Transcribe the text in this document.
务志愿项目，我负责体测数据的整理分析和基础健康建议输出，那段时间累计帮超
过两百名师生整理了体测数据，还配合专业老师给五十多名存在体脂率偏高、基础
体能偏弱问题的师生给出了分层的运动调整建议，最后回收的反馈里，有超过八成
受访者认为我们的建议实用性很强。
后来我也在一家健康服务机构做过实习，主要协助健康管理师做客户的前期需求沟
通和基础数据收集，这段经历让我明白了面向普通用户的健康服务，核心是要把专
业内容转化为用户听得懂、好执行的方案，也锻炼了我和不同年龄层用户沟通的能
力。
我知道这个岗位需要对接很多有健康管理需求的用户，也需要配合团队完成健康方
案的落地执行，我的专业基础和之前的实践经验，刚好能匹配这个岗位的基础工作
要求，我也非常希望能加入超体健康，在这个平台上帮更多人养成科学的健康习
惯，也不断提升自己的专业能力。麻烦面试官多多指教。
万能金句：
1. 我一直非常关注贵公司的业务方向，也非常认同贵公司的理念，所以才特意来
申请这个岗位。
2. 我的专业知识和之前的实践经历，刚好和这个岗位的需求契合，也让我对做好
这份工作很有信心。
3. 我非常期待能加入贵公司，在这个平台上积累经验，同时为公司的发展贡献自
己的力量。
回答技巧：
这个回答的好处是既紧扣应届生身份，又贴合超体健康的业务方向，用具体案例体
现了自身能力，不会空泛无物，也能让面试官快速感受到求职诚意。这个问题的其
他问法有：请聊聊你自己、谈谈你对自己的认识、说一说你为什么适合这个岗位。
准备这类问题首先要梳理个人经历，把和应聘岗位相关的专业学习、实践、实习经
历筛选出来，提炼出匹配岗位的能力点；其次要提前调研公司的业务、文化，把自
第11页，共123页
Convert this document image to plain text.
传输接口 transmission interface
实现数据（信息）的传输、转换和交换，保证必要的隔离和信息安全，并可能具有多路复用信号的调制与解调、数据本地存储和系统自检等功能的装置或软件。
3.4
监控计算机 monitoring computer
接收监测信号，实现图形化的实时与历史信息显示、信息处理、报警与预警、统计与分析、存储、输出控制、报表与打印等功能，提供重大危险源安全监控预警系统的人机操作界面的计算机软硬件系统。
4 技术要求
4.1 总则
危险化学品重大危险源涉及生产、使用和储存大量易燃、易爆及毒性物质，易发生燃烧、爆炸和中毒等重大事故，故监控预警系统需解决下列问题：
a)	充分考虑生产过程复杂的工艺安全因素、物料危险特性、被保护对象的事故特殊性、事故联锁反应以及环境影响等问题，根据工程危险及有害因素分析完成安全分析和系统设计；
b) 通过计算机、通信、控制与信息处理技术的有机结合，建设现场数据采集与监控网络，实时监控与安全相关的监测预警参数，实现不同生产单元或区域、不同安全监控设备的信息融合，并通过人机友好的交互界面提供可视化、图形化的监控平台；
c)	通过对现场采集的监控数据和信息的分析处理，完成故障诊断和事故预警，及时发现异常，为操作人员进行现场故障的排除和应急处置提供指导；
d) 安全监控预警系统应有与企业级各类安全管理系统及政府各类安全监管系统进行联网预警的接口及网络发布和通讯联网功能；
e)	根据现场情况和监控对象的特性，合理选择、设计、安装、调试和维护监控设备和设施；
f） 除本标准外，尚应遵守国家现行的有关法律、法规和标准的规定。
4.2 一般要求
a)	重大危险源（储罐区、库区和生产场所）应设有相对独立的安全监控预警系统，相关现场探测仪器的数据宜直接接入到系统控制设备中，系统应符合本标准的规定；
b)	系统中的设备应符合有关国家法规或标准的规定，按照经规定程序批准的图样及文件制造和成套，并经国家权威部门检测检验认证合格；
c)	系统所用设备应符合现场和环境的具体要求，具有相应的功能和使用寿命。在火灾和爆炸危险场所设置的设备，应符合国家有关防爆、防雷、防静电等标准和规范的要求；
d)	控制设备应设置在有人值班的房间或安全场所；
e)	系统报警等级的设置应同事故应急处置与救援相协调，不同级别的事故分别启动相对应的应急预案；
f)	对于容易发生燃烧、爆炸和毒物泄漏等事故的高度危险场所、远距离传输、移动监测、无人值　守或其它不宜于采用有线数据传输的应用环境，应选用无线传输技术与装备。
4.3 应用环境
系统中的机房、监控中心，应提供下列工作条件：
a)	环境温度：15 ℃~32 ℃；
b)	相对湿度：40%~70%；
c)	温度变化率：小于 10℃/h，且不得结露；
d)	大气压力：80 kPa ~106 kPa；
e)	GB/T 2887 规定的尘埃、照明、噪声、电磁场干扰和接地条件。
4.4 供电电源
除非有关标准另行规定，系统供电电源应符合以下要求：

=-=-=

Exercise description: Exactly as written above, please repeat the entries.

Exercise output:
Transcribe the text in this document.
务志愿项目，我负责体测数据的整理分析和基础健康建议输出，那段时间累计帮超
过两百名师生整理了体测数据，还配合专业老师给五十多名存在体脂率偏高、基础
体能偏弱问题的师生给出了分层的运动调整建议，最后回收的反馈里，有超过八成
受访者认为我们的建议实用性很强。
后来我也在一家健康服务机构做过实习，主要协助健康管理师做客户的前期需求沟
通和基础数据收集，这段经历让我明白了面向普通用户的健康服务，核心是要把专
业内容转化为用户听得懂、好执行的方案，也锻炼了我和不同年龄层用户沟通的能
力。
我知道这个岗位需要对接很多有健康管理需求的用户，也需要配合团队完成健康方
案的落地执行，我的专业基础和之前的实践经验，刚好能匹配这个岗位的基础工作
要求，我也非常希望能加入超体健康，在这个平台上帮更多人养成科学的健康习
惯，也不断提升自己的专业能力。麻烦面试官多多指教。
万能金句：
1. 我一直非常关注贵公司的业务方向，也非常认同贵公司的理念，所以才特意来
申请这个岗位。
2. 我的专业知识和之前的实践经历，刚好和这个岗位的需求契合，也让我对做好
这份工作很有信心。
3. 我非常期待能加入贵公司，在这个平台上积累经验，同时为公司的发展贡献自
己的力量。
回答技巧：
这个回答的好处是既紧扣应届生身份，又贴合超体健康的业务方向，用具体案例体
现了自身能力，不会空泛无物，也能让面试官快速感受到求职诚意。这个问题的其
他问法有：请聊聊你自己、谈谈你对自己的认识、说一说你为什么适合这个岗位。
准备这类问题首先要梳理个人经历，把和应聘岗位相关的专业学习、实践、实习经
历筛选出来，提炼出匹配岗位的能力点；其次要提前调研公司的业务、文化，把自
第11页，共123页
Convert this document image to plain text.
传输接口 transmission interface
实现数据（信息）的传输、转换和交换，保证必要的隔离和信息安全，并可能具有多路复用信号的调制与解调、数据本地存储和系统自检等功能的装置或软件。
3.4
监控计算机 monitoring computer
接收监测信号，实现图形化的实时与历史信息显示、信息处理、报警与预警、统计与分析、存储、输出控制、报表与打印等功能，提供重大危险源安全监控预警系统的人机操作界面的计算机软硬件系统。
4 技术要求
4.1 总则
危险化学品重大危险源涉及生产、使用和储存大量易燃、易爆及毒性物质，易发生燃烧、爆炸和中毒等重大事故，故监控预警系统需解决下列问题：
a)	充分考虑生产过程复杂的工艺安全因素、物料危险特性、被保护对象的事故特殊性、事故联锁反应以及环境影响等问题，根据工程危险及有害因素分析完成安全分析和系统设计；
b) 通过计算机、通信、控制与信息处理技术的有机结合，建设现场数据采集与监控网络，实时监控与安全相关的监测预警参数，实现不同生产单元或区域、不同安全监控设备的信息融合，并通过人机友好的交互界面提供可视化、图形化的监控平台；
c)	通过对现场采集的监控数据和信息的分析处理，完成故障诊断和事故预警，及时发现异常，为操作人员进行现场故障的排除和应急处置提供指导；
d) 安全监控预警系统应有与企业级各类安全管理系统及政府各类安全监管系统进行联网预警的接口及网络发布和通讯联网功能；
e)	根据现场情况和监控对象的特性，合理选择、设计、安装、调试和维护监控设备和设施；
f） 除本标准外，尚应遵守国家现行的有关法律、法规和标准的规定。
4.2 一般要求
a)	重大危险源（储罐区、库区和生产场所）应设有相对独立的安全监控预警系统，相关现场探测仪器的数据宜直接接入到系统控制设备中，系统应符合本标准的规定；
b)	系统中的设备应符合有关国家法规或标准的规定，按照经规定程序批准的图样及文件制造和成套，并经国家权威部门检测检验认证合格；
c)	系统所用设备应符合现场和环境的具体要求，具有相应的功能和使用寿命。在火灾和爆炸危险场所设置的设备，应符合国家有关防爆、防雷、防静电等标准和规范的要求；
d)	控制设备应设置在有人值班的房间或安全场所；
e)	系统报警等级的设置应同事故应急处置与救援相协调，不同级别的事故分别启动相对应的应急预案；
f)	对于容易发生燃烧、爆炸和毒物泄漏等事故的高度危险场所、远距离传输、移动监测、无人值　守或其它不宜于采用有线数据传输的应用环境，应选用无线传输技术与装备。
4.3 应用环境
系统中的机房、监控中心，应提供下列工作条件：
a)	环境温度：15 ℃~32 ℃；
b)	相对湿度：40%~70%；
c)	温度变化率：小于 10℃/h，且不得结露；
d)	大气压力：80 kPa ~106 kPa；
e)	GB/T 2887 规定的尘埃、照明、噪声、电磁场干扰和接地条件。
4.4 供电电源
除非有关标准另行规定，系统供电电源应符合以下要求：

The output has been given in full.